* begin Data rows *

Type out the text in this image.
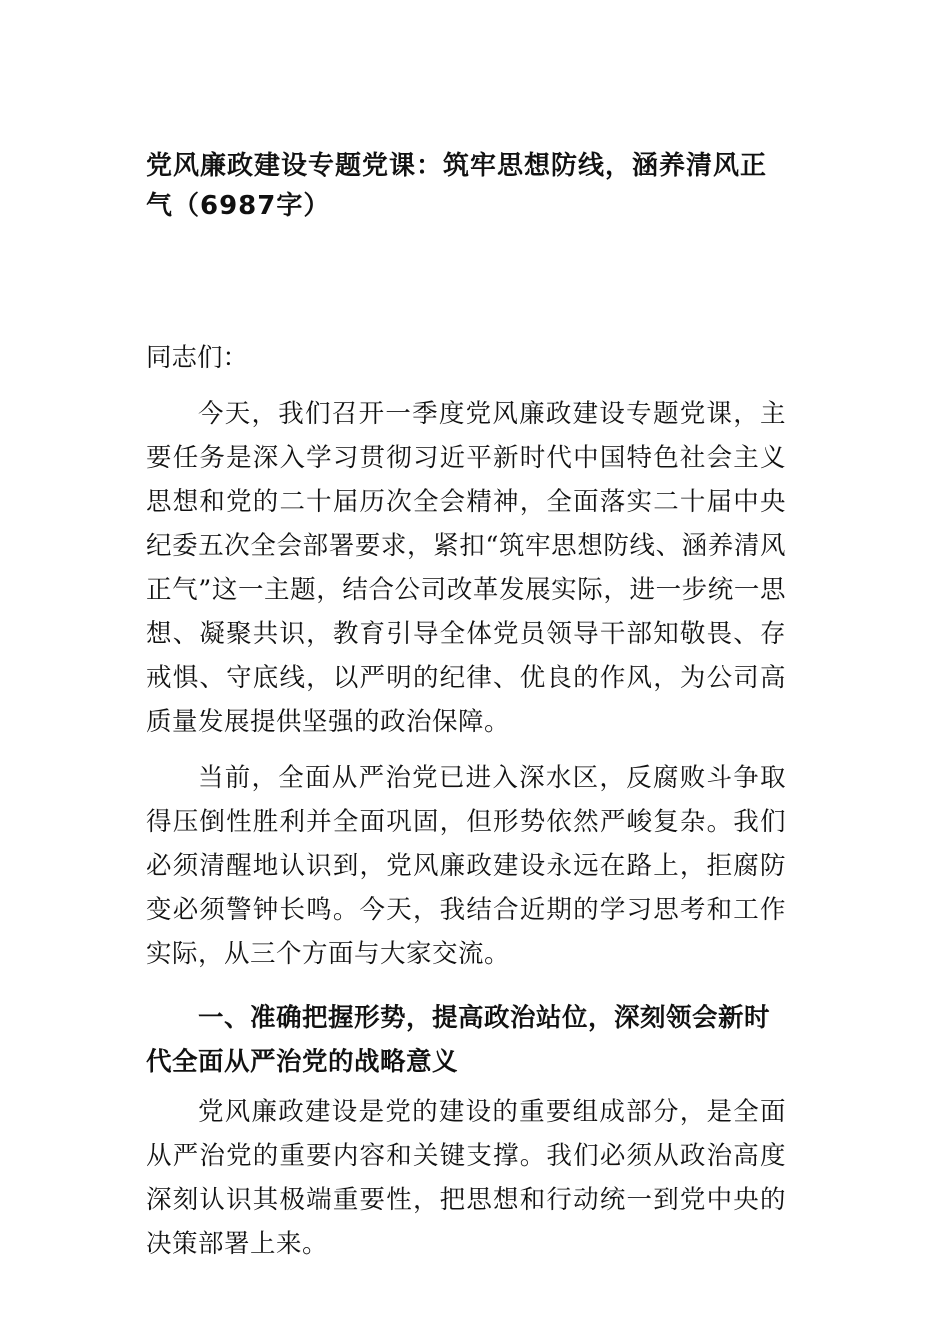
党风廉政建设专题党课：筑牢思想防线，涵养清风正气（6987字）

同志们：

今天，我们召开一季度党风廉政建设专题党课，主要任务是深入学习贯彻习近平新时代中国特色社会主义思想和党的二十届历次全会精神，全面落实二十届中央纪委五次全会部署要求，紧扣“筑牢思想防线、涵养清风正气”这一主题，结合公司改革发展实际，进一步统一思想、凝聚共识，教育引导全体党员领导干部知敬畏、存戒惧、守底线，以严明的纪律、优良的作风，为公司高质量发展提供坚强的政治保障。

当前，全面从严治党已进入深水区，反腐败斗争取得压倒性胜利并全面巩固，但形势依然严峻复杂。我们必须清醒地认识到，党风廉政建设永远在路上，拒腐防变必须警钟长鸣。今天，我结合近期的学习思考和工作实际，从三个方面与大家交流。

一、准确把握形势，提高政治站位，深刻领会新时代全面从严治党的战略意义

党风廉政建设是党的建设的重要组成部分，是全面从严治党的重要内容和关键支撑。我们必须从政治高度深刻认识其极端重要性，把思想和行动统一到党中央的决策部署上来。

* end Data rows *

● **Exercise directions**
From the records above, report the count of lines containing "涵养清风正气" and nothing more.

● **Expected answer**
2